THE REQUEST:
Render every line of the items below as a JSON list of strings, with one string per line and blank lines omitted.

DATASET EXCERPTS:
◆ ◆ ◆

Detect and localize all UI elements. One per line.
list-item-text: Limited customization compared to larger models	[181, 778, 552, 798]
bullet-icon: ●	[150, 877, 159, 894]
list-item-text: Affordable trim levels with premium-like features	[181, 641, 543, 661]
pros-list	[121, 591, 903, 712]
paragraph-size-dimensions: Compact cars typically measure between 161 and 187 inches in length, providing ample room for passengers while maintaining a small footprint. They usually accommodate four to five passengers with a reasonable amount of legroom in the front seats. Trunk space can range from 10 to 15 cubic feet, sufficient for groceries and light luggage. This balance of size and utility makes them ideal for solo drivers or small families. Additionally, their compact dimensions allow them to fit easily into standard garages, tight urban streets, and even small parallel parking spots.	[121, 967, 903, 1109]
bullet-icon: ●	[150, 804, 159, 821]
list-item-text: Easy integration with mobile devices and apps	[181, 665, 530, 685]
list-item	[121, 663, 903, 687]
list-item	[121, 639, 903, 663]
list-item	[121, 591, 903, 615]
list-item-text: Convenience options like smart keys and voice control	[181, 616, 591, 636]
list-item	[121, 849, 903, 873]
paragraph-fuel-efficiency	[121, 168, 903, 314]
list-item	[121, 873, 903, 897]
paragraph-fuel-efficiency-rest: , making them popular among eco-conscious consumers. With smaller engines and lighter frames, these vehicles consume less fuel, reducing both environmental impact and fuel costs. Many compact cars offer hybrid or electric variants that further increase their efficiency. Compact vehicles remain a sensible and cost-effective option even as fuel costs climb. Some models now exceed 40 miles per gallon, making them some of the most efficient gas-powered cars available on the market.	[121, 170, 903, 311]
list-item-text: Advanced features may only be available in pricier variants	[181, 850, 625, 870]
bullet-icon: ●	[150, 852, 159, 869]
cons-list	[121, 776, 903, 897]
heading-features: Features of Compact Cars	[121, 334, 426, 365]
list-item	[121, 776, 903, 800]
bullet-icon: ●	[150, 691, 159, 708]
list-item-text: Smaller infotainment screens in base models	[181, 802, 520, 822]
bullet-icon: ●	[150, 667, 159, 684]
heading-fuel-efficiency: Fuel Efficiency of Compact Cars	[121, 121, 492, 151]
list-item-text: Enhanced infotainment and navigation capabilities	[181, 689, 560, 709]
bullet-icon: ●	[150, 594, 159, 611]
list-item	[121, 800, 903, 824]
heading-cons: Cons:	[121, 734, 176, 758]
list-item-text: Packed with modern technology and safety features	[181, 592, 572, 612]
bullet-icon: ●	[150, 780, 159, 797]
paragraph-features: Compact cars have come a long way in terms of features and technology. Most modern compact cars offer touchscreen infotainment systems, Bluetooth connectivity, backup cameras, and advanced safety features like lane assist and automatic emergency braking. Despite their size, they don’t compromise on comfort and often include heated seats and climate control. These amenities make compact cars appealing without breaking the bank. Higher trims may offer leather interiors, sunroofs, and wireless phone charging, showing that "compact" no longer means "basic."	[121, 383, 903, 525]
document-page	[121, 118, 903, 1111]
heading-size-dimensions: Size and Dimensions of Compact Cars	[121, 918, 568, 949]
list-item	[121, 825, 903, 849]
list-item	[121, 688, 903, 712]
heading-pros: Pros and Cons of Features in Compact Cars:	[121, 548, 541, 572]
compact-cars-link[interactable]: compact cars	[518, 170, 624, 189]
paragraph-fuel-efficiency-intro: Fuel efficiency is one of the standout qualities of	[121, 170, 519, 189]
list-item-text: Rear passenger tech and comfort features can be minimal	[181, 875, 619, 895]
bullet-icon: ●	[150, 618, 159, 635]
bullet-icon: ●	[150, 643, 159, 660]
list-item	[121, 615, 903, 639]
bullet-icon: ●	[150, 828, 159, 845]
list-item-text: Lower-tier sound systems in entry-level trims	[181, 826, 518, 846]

◆ ◆ ◆

CORRECT ANSWER:
[
  "Detect and localize all UI elements. One per line.",
  "list-item-text: Limited customization compared to larger models\t[181, 778, 552, 798]",
  "bullet-icon: ●\t[150, 877, 159, 894]",
  "list-item-text: Affordable trim levels with premium-like features\t[181, 641, 543, 661]",
  "pros-list\t[121, 591, 903, 712]",
  "paragraph-size-dimensions: Compact cars typically measure between 161 and 187 inches in length, providing ample room for passengers while maintaining a small footprint. They usually accommodate four to five passengers with a reasonable amount of legroom in the front seats. Trunk space can range from 10 to 15 cubic feet, sufficient for groceries and light luggage. This balance of size and utility makes them ideal for solo drivers or small families. Additionally, their compact dimensions allow them to fit easily into standard garages, tight urban streets, and even small parallel parking spots.\t[121, 967, 903, 1109]",
  "bullet-icon: ●\t[150, 804, 159, 821]",
  "list-item-text: Easy integration with mobile devices and apps\t[181, 665, 530, 685]",
  "list-item\t[121, 663, 903, 687]",
  "list-item\t[121, 639, 903, 663]",
  "list-item\t[121, 591, 903, 615]",
  "list-item-text: Convenience options like smart keys and voice control\t[181, 616, 591, 636]",
  "list-item\t[121, 849, 903, 873]",
  "paragraph-fuel-efficiency\t[121, 168, 903, 314]",
  "list-item\t[121, 873, 903, 897]",
  "paragraph-fuel-efficiency-rest: , making them popular among eco-conscious consumers. With smaller engines and lighter frames, these vehicles consume less fuel, reducing both environmental impact and fuel costs. Many compact cars offer hybrid or electric variants that further increase their efficiency. Compact vehicles remain a sensible and cost-effective option even as fuel costs climb. Some models now exceed 40 miles per gallon, making them some of the most efficient gas-powered cars available on the market.\t[121, 170, 903, 311]",
  "list-item-text: Advanced features may only be available in pricier variants\t[181, 850, 625, 870]",
  "bullet-icon: ●\t[150, 852, 159, 869]",
  "cons-list\t[121, 776, 903, 897]",
  "heading-features: Features of Compact Cars\t[121, 334, 426, 365]",
  "list-item\t[121, 776, 903, 800]",
  "bullet-icon: ●\t[150, 691, 159, 708]",
  "list-item-text: Smaller infotainment screens in base models\t[181, 802, 520, 822]",
  "bullet-icon: ●\t[150, 667, 159, 684]",
  "heading-fuel-efficiency: Fuel Efficiency of Compact Cars\t[121, 121, 492, 151]",
  "list-item-text: Enhanced infotainment and navigation capabilities\t[181, 689, 560, 709]",
  "bullet-icon: ●\t[150, 594, 159, 611]",
  "list-item\t[121, 800, 903, 824]",
  "heading-cons: Cons:\t[121, 734, 176, 758]",
  "list-item-text: Packed with modern technology and safety features\t[181, 592, 572, 612]",
  "bullet-icon: ●\t[150, 780, 159, 797]",
  "paragraph-features: Compact cars have come a long way in terms of features and technology. Most modern compact cars offer touchscreen infotainment systems, Bluetooth connectivity, backup cameras, and advanced safety features like lane assist and automatic emergency braking. Despite their size, they don’t compromise on comfort and often include heated seats and climate control. These amenities make compact cars appealing without breaking the bank. Higher trims may offer leather interiors, sunroofs, and wireless phone charging, showing that \"compact\" no longer means \"basic.\"\t[121, 383, 903, 525]",
  "document-page\t[121, 118, 903, 1111]",
  "heading-size-dimensions: Size and Dimensions of Compact Cars\t[121, 918, 568, 949]",
  "list-item\t[121, 825, 903, 849]",
  "list-item\t[121, 688, 903, 712]",
  "heading-pros: Pros and Cons of Features in Compact Cars:\t[121, 548, 541, 572]",
  "compact-cars-link[interactable]: compact cars\t[518, 170, 624, 189]",
  "paragraph-fuel-efficiency-intro: Fuel efficiency is one of the standout qualities of\t[121, 170, 519, 189]",
  "list-item-text: Rear passenger tech and comfort features can be minimal\t[181, 875, 619, 895]",
  "bullet-icon: ●\t[150, 618, 159, 635]",
  "bullet-icon: ●\t[150, 643, 159, 660]",
  "list-item\t[121, 615, 903, 639]",
  "bullet-icon: ●\t[150, 828, 159, 845]",
  "list-item-text: Lower-tier sound systems in entry-level trims\t[181, 826, 518, 846]"
]